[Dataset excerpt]
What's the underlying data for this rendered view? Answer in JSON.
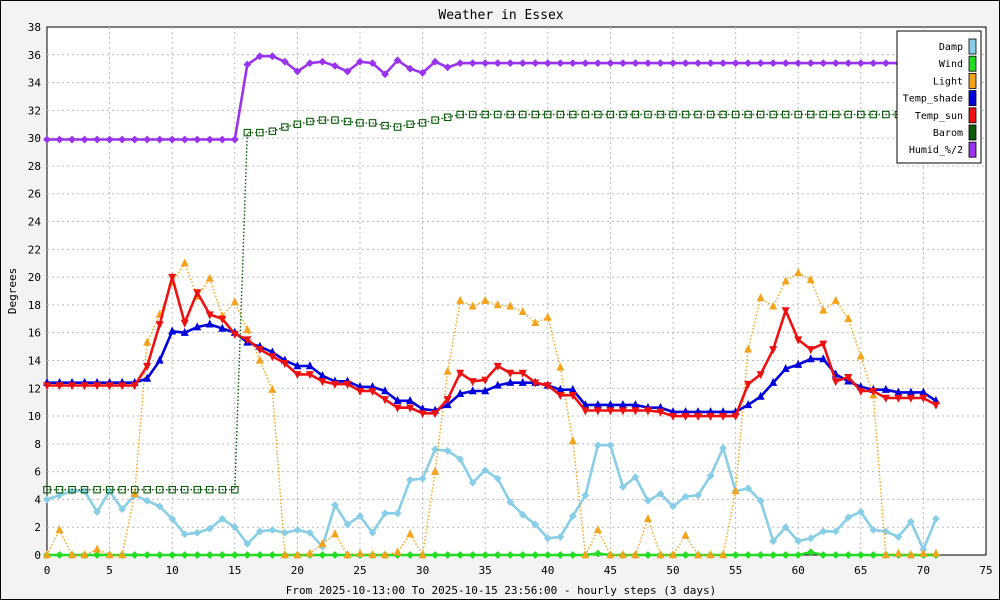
{
  "chart_data": {
    "type": "line",
    "title": "Weather in Essex",
    "xlabel": "From 2025-10-13:00 To 2025-10-15 23:56:00 - hourly steps (3 days)",
    "ylabel": "Degrees",
    "xlim": [
      0,
      75
    ],
    "ylim": [
      0,
      38
    ],
    "xticks": [
      0,
      5,
      10,
      15,
      20,
      25,
      30,
      35,
      40,
      45,
      50,
      55,
      60,
      65,
      70,
      75
    ],
    "yticks": [
      0,
      2,
      4,
      6,
      8,
      10,
      12,
      14,
      16,
      18,
      20,
      22,
      24,
      26,
      28,
      30,
      32,
      34,
      36,
      38
    ],
    "grid": true,
    "legend_position": "top-right",
    "x": [
      0,
      1,
      2,
      3,
      4,
      5,
      6,
      7,
      8,
      9,
      10,
      11,
      12,
      13,
      14,
      15,
      16,
      17,
      18,
      19,
      20,
      21,
      22,
      23,
      24,
      25,
      26,
      27,
      28,
      29,
      30,
      31,
      32,
      33,
      34,
      35,
      36,
      37,
      38,
      39,
      40,
      41,
      42,
      43,
      44,
      45,
      46,
      47,
      48,
      49,
      50,
      51,
      52,
      53,
      54,
      55,
      56,
      57,
      58,
      59,
      60,
      61,
      62,
      63,
      64,
      65,
      66,
      67,
      68,
      69,
      70,
      71
    ],
    "series": [
      {
        "name": "Damp",
        "color": "#87cee6",
        "style": "solid",
        "marker": "diamond",
        "values": [
          4.0,
          4.3,
          4.6,
          4.6,
          3.1,
          4.6,
          3.3,
          4.3,
          3.9,
          3.5,
          2.6,
          1.5,
          1.6,
          1.9,
          2.6,
          2.0,
          0.8,
          1.7,
          1.8,
          1.6,
          1.8,
          1.6,
          0.6,
          3.6,
          2.2,
          2.8,
          1.6,
          3.0,
          3.0,
          5.4,
          5.5,
          7.6,
          7.5,
          6.9,
          5.2,
          6.1,
          5.5,
          3.8,
          2.9,
          2.2,
          1.2,
          1.3,
          2.8,
          4.3,
          7.9,
          7.9,
          4.9,
          5.6,
          3.9,
          4.4,
          3.5,
          4.2,
          4.3,
          5.7,
          7.7,
          4.6,
          4.8,
          3.9,
          1.0,
          2.0,
          1.0,
          1.2,
          1.7,
          1.7,
          2.7,
          3.1,
          1.8,
          1.7,
          1.3,
          2.4,
          0.4,
          2.6
        ]
      },
      {
        "name": "Wind",
        "color": "#22dd22",
        "style": "solid",
        "marker": "diamond",
        "values": [
          0,
          0,
          0,
          0,
          0,
          0,
          0,
          0,
          0,
          0,
          0,
          0,
          0,
          0,
          0,
          0,
          0,
          0,
          0,
          0,
          0,
          0,
          0,
          0,
          0,
          0,
          0,
          0,
          0,
          0,
          0,
          0,
          0,
          0,
          0,
          0,
          0,
          0,
          0,
          0,
          0,
          0,
          0,
          0,
          0.1,
          0,
          0,
          0,
          0,
          0,
          0,
          0,
          0,
          0,
          0,
          0,
          0,
          0,
          0,
          0,
          0,
          0.2,
          0,
          0,
          0,
          0,
          0,
          0,
          0,
          0,
          0,
          0
        ]
      },
      {
        "name": "Light",
        "color": "#f5a31a",
        "style": "dotted",
        "marker": "triangle-up",
        "values": [
          0,
          1.8,
          0,
          0,
          0.4,
          0,
          0,
          4.4,
          15.3,
          17.3,
          19.6,
          21.0,
          18.6,
          19.9,
          17.2,
          18.2,
          16.2,
          14.0,
          11.9,
          0,
          0,
          0.1,
          0.8,
          1.5,
          0,
          0.1,
          0,
          0,
          0.2,
          1.5,
          0,
          6.0,
          13.2,
          18.3,
          17.9,
          18.3,
          18.0,
          17.9,
          17.5,
          16.7,
          17.1,
          13.5,
          8.2,
          0,
          1.8,
          0,
          0,
          0,
          2.6,
          0,
          0,
          1.4,
          0,
          0,
          0,
          4.6,
          14.8,
          18.5,
          17.9,
          19.7,
          20.3,
          19.8,
          17.6,
          18.3,
          17.0,
          14.3,
          11.5,
          0,
          0.1,
          0,
          0.1,
          0.1
        ]
      },
      {
        "name": "Temp_shade",
        "color": "#0000dd",
        "style": "solid",
        "marker": "triangle-up",
        "values": [
          12.4,
          12.4,
          12.4,
          12.4,
          12.4,
          12.4,
          12.4,
          12.4,
          12.7,
          14.0,
          16.1,
          16.0,
          16.4,
          16.6,
          16.3,
          16.0,
          15.3,
          15.0,
          14.6,
          14.0,
          13.6,
          13.6,
          12.9,
          12.5,
          12.5,
          12.1,
          12.1,
          11.8,
          11.1,
          11.1,
          10.5,
          10.4,
          10.8,
          11.6,
          11.8,
          11.8,
          12.2,
          12.4,
          12.4,
          12.4,
          12.2,
          11.9,
          11.9,
          10.8,
          10.8,
          10.8,
          10.8,
          10.8,
          10.6,
          10.6,
          10.3,
          10.3,
          10.3,
          10.3,
          10.3,
          10.3,
          10.8,
          11.4,
          12.4,
          13.4,
          13.7,
          14.1,
          14.1,
          13.0,
          12.5,
          12.1,
          11.9,
          11.9,
          11.7,
          11.7,
          11.7,
          11.1
        ]
      },
      {
        "name": "Temp_sun",
        "color": "#ee1111",
        "style": "solid",
        "marker": "triangle-down",
        "values": [
          12.2,
          12.2,
          12.2,
          12.2,
          12.2,
          12.2,
          12.2,
          12.2,
          13.6,
          16.6,
          20.0,
          16.7,
          18.9,
          17.3,
          17.0,
          15.9,
          15.5,
          14.8,
          14.3,
          13.8,
          13.0,
          13.0,
          12.5,
          12.3,
          12.3,
          11.8,
          11.8,
          11.2,
          10.6,
          10.6,
          10.2,
          10.2,
          11.2,
          13.1,
          12.5,
          12.6,
          13.6,
          13.1,
          13.1,
          12.4,
          12.2,
          11.5,
          11.5,
          10.4,
          10.4,
          10.4,
          10.4,
          10.4,
          10.4,
          10.3,
          10.0,
          10.0,
          10.0,
          10.0,
          10.0,
          10.0,
          12.3,
          13.0,
          14.8,
          17.6,
          15.5,
          14.8,
          15.2,
          12.5,
          12.8,
          11.8,
          11.8,
          11.3,
          11.3,
          11.3,
          11.3,
          10.8
        ]
      },
      {
        "name": "Barom",
        "color": "#0a5a0a",
        "style": "dotted",
        "marker": "square",
        "values": [
          4.7,
          4.7,
          4.7,
          4.7,
          4.7,
          4.7,
          4.7,
          4.7,
          4.7,
          4.7,
          4.7,
          4.7,
          4.7,
          4.7,
          4.7,
          4.7,
          30.4,
          30.4,
          30.5,
          30.8,
          31.0,
          31.2,
          31.3,
          31.3,
          31.2,
          31.1,
          31.1,
          30.9,
          30.8,
          31.0,
          31.1,
          31.3,
          31.5,
          31.7,
          31.7,
          31.7,
          31.7,
          31.7,
          31.7,
          31.7,
          31.7,
          31.7,
          31.7,
          31.7,
          31.7,
          31.7,
          31.7,
          31.7,
          31.7,
          31.7,
          31.7,
          31.7,
          31.7,
          31.7,
          31.7,
          31.7,
          31.7,
          31.7,
          31.7,
          31.7,
          31.7,
          31.7,
          31.7,
          31.7,
          31.7,
          31.7,
          31.7,
          31.7,
          31.7,
          31.7,
          31.7,
          31.7
        ]
      },
      {
        "name": "Humid_%/2",
        "color": "#9933ee",
        "style": "solid",
        "marker": "diamond",
        "values": [
          29.9,
          29.9,
          29.9,
          29.9,
          29.9,
          29.9,
          29.9,
          29.9,
          29.9,
          29.9,
          29.9,
          29.9,
          29.9,
          29.9,
          29.9,
          29.9,
          35.3,
          35.9,
          35.9,
          35.5,
          34.8,
          35.4,
          35.5,
          35.2,
          34.8,
          35.5,
          35.4,
          34.6,
          35.6,
          35.0,
          34.7,
          35.5,
          35.1,
          35.4,
          35.4,
          35.4,
          35.4,
          35.4,
          35.4,
          35.4,
          35.4,
          35.4,
          35.4,
          35.4,
          35.4,
          35.4,
          35.4,
          35.4,
          35.4,
          35.4,
          35.4,
          35.4,
          35.4,
          35.4,
          35.4,
          35.4,
          35.4,
          35.4,
          35.4,
          35.4,
          35.4,
          35.4,
          35.4,
          35.4,
          35.4,
          35.4,
          35.4,
          35.4,
          35.4,
          35.4,
          35.4,
          35.4
        ]
      }
    ]
  }
}
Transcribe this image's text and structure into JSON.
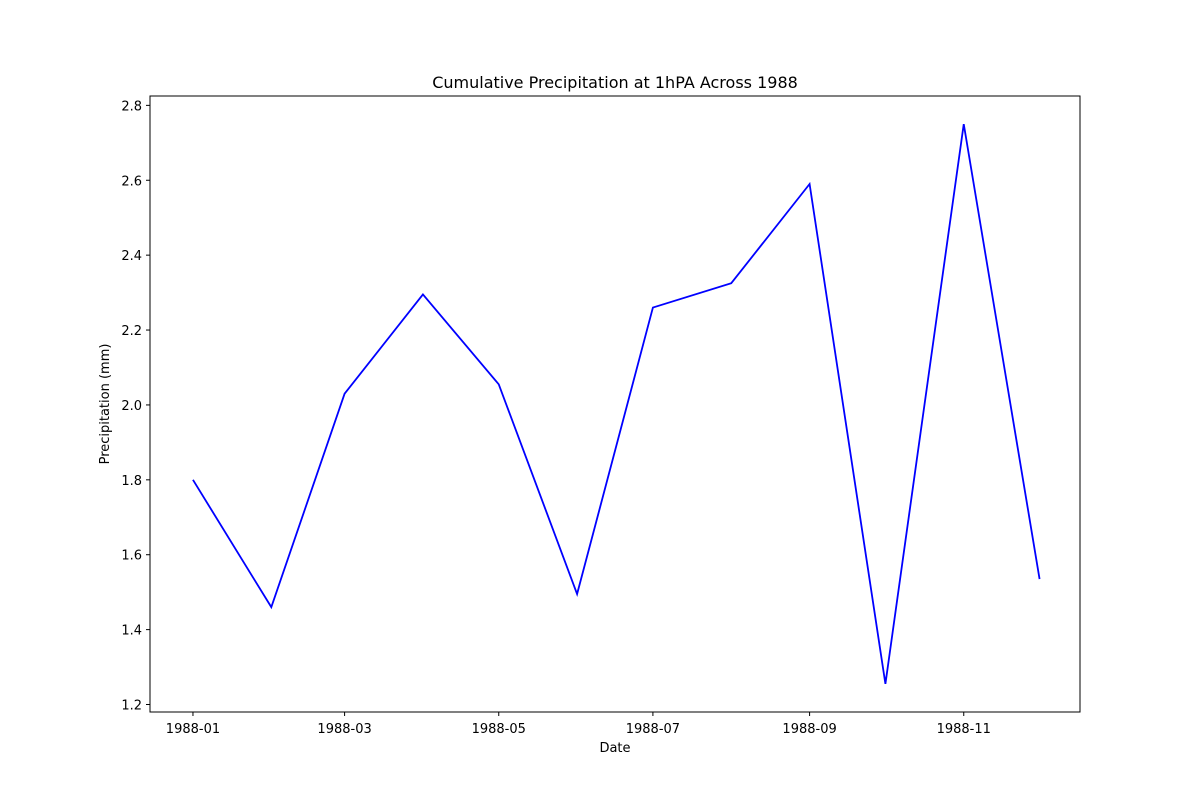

- Aim: Copy every line of the listing containing the string "color".

- Result of the task:
        "color": "#87cee6",
        "color": "#22dd22",
        "color": "#f5a31a",
        "color": "#0000dd",
        "color": "#ee1111",
        "color": "#0a5a0a",
        "color": "#9933ee",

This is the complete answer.